* **Set task**: Lift out all lines below that contain "JSON".

[Entries taken from a collection]
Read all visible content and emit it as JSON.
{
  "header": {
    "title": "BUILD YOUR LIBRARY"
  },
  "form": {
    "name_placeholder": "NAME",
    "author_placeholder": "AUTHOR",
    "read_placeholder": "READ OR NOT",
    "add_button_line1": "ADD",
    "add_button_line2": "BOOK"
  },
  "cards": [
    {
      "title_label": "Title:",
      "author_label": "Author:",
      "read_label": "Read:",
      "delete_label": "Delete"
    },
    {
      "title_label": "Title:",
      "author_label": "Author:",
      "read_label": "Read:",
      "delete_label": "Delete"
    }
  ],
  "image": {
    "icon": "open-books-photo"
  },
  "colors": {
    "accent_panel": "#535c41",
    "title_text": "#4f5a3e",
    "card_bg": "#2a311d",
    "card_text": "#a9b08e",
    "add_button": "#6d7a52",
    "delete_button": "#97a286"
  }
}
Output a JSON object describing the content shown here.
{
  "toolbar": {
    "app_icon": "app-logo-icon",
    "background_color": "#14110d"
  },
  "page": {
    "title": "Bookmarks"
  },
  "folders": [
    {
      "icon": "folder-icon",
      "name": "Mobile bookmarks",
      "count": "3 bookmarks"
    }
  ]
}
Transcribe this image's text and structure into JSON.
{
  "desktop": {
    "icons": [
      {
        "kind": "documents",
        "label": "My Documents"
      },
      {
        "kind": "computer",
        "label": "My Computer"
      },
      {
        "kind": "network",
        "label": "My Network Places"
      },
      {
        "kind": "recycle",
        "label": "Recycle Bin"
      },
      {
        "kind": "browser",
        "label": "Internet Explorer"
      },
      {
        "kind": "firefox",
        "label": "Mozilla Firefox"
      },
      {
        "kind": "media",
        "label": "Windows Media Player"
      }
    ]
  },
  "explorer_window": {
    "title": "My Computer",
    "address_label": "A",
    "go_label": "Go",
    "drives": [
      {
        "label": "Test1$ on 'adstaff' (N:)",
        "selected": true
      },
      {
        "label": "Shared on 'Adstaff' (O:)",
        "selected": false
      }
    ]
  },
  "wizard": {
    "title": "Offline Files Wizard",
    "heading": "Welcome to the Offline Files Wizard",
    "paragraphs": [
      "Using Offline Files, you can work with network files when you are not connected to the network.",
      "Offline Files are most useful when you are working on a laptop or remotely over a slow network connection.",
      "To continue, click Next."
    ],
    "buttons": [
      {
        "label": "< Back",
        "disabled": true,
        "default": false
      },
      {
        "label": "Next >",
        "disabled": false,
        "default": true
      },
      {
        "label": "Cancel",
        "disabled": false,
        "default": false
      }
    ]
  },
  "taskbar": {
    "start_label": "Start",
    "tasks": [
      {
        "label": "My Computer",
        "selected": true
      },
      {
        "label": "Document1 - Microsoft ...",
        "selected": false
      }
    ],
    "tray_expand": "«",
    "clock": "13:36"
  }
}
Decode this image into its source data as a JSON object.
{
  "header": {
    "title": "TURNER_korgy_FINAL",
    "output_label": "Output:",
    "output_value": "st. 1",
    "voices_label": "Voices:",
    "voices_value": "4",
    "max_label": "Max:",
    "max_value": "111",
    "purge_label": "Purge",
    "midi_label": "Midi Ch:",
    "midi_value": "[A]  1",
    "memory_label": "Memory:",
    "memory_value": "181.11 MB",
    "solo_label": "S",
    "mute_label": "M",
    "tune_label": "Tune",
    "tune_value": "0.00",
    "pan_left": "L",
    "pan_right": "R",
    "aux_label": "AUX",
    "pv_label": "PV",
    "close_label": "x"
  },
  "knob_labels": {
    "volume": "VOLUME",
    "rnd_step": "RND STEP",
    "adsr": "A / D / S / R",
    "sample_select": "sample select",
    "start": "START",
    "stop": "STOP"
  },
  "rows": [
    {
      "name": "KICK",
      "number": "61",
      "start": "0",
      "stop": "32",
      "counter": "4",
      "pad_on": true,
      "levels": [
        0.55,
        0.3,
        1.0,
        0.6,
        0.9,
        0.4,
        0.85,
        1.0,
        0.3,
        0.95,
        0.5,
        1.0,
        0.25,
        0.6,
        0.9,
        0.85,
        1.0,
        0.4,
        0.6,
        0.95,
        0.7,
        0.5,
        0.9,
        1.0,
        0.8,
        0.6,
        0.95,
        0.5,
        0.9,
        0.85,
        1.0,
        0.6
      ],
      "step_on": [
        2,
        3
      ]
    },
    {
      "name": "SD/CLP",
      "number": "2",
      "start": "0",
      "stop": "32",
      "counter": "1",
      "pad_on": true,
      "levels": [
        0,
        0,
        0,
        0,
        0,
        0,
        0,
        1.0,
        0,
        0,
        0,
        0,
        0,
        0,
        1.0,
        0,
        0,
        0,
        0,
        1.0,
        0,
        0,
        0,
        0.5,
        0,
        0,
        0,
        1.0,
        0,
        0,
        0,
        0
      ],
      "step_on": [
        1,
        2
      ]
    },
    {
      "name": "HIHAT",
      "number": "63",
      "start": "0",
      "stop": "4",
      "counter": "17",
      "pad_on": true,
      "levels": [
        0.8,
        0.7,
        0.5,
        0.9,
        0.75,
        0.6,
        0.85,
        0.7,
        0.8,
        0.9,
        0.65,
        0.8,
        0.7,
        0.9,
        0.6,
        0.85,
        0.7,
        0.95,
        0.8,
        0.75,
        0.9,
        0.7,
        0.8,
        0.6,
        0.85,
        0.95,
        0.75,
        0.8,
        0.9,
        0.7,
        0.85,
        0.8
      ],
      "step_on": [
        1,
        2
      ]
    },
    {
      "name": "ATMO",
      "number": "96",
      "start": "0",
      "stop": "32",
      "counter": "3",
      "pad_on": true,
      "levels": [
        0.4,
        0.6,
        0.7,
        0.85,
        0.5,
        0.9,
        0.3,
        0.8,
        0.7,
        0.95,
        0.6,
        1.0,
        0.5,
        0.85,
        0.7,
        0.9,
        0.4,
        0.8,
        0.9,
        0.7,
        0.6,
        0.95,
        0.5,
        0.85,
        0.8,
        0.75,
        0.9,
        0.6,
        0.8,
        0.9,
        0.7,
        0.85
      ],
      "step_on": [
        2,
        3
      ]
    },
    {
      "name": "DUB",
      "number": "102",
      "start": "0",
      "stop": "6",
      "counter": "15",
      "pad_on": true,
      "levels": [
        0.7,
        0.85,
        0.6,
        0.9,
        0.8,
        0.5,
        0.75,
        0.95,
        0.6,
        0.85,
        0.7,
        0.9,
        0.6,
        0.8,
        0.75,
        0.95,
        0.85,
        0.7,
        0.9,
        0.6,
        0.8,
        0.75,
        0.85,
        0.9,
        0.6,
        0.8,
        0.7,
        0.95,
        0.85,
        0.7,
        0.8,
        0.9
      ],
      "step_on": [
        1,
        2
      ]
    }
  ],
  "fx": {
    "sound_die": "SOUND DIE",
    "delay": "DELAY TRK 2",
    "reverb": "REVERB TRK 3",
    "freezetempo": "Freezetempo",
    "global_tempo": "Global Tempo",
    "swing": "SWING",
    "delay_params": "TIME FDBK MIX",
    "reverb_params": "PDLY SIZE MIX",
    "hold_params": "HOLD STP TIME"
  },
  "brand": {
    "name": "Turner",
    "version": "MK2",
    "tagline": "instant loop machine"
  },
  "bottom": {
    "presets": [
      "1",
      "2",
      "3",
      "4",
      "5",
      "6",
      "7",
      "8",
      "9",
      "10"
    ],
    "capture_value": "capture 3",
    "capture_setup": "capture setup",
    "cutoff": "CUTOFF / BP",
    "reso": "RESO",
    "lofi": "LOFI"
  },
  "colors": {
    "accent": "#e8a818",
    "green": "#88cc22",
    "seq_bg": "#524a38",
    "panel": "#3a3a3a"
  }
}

* **Output below**:
Read all visible content and emit it as JSON.
Output a JSON object describing the content shown here.
Transcribe this image's text and structure into JSON.
Decode this image into its source data as a JSON object.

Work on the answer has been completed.